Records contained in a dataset
▼
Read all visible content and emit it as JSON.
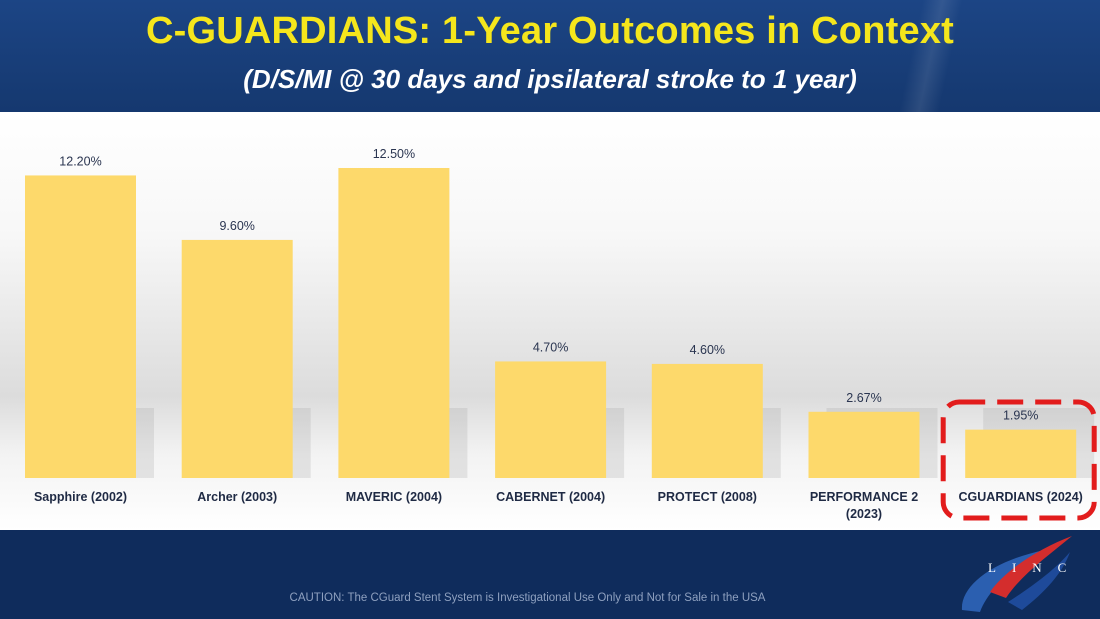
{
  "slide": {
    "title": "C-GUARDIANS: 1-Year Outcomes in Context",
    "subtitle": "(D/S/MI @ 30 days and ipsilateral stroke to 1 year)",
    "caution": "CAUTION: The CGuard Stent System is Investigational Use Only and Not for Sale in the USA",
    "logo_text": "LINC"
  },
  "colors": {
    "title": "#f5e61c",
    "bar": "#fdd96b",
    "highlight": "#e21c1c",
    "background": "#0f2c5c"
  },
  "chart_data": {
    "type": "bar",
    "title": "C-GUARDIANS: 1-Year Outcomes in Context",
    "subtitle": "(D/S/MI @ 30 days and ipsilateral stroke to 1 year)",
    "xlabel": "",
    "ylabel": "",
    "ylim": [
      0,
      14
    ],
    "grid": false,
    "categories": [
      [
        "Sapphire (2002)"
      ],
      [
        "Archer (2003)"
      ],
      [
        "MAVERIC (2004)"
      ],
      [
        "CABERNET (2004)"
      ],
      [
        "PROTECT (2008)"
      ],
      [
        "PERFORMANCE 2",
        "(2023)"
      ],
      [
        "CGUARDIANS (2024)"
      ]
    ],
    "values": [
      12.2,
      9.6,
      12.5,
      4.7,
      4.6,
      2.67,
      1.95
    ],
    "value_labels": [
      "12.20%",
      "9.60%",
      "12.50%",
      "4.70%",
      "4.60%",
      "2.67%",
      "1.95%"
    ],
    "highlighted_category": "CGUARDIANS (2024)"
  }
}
▲
▼
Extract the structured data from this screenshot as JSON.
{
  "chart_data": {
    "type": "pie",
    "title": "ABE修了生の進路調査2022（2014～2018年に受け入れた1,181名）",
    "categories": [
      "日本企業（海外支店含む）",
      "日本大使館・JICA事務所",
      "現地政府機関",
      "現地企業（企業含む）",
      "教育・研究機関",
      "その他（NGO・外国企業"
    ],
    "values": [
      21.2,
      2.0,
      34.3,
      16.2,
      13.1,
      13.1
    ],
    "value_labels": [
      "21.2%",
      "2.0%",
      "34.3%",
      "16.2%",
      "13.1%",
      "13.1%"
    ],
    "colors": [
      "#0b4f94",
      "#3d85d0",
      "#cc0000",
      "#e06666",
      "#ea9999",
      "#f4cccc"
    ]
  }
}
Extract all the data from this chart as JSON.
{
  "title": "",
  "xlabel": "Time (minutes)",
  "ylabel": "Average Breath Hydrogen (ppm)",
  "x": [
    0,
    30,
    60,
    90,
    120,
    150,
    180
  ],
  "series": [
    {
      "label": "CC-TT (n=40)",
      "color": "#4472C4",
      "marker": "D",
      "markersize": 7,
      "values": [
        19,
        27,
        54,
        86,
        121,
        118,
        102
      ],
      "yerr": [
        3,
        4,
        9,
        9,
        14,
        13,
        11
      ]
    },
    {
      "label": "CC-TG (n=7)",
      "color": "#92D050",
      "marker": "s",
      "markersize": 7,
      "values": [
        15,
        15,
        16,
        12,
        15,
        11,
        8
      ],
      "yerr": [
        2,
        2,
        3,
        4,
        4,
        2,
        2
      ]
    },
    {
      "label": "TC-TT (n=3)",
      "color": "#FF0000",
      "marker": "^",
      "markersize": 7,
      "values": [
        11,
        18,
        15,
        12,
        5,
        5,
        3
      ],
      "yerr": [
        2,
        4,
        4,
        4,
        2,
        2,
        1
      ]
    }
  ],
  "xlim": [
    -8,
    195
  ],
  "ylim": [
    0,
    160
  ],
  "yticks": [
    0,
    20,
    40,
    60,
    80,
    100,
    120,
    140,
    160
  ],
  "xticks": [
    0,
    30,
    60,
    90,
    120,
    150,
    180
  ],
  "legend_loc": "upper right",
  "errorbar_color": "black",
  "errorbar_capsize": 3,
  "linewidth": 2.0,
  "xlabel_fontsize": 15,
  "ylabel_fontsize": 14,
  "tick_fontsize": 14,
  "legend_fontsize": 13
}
▲
▼
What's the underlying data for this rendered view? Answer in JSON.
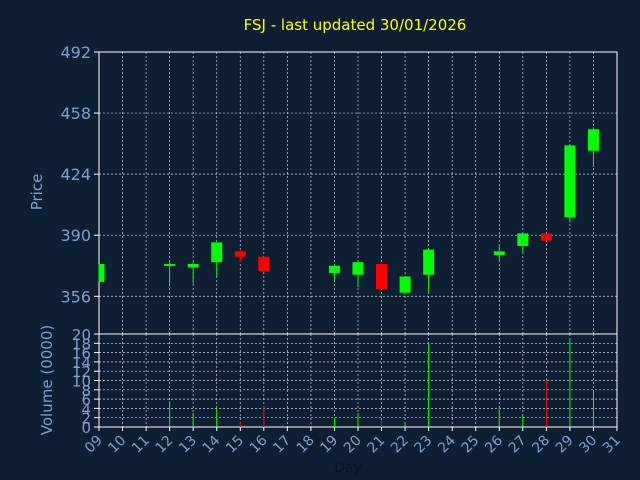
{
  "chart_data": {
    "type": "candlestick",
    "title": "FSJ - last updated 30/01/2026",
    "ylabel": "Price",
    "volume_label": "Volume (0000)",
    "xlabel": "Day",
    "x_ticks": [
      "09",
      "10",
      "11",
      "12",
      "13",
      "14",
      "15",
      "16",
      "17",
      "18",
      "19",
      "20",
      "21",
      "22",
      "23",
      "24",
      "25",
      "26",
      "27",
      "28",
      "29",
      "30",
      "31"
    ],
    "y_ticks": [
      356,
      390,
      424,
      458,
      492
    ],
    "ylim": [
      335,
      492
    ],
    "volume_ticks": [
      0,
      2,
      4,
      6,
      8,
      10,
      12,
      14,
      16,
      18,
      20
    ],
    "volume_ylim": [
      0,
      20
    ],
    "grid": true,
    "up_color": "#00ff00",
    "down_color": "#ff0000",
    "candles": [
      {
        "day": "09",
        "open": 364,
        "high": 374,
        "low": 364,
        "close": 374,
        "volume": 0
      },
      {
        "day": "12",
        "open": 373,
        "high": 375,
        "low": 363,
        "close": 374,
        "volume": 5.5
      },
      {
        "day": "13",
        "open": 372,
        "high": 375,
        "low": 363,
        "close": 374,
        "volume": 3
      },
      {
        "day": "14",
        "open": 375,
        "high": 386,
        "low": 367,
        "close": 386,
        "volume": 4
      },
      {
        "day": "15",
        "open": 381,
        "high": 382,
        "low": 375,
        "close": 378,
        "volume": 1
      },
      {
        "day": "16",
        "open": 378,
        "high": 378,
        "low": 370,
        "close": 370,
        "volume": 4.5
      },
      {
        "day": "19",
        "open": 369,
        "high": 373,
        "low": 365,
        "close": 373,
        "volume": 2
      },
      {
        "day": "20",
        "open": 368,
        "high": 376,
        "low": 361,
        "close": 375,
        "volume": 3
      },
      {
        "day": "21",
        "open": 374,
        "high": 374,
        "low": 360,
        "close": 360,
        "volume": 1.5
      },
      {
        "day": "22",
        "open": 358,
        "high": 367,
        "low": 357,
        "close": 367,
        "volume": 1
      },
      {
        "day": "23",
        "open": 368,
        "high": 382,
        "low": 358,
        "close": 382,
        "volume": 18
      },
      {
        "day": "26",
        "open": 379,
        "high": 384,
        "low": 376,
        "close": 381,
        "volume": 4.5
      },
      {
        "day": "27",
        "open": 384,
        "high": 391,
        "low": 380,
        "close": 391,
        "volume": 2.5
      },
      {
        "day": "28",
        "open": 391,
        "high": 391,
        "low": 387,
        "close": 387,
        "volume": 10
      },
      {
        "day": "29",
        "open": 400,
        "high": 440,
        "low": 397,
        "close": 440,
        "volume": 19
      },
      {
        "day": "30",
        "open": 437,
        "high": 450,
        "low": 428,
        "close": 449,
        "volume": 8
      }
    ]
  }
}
▲
SET PROBLEM:
Find the word "Extract" in the entries, and copy every line it shows up in.

RESULT OF THE EXERCISE:
Extract the structured data from this screenshot as JSON.
Extract all the data from this chart as JSON.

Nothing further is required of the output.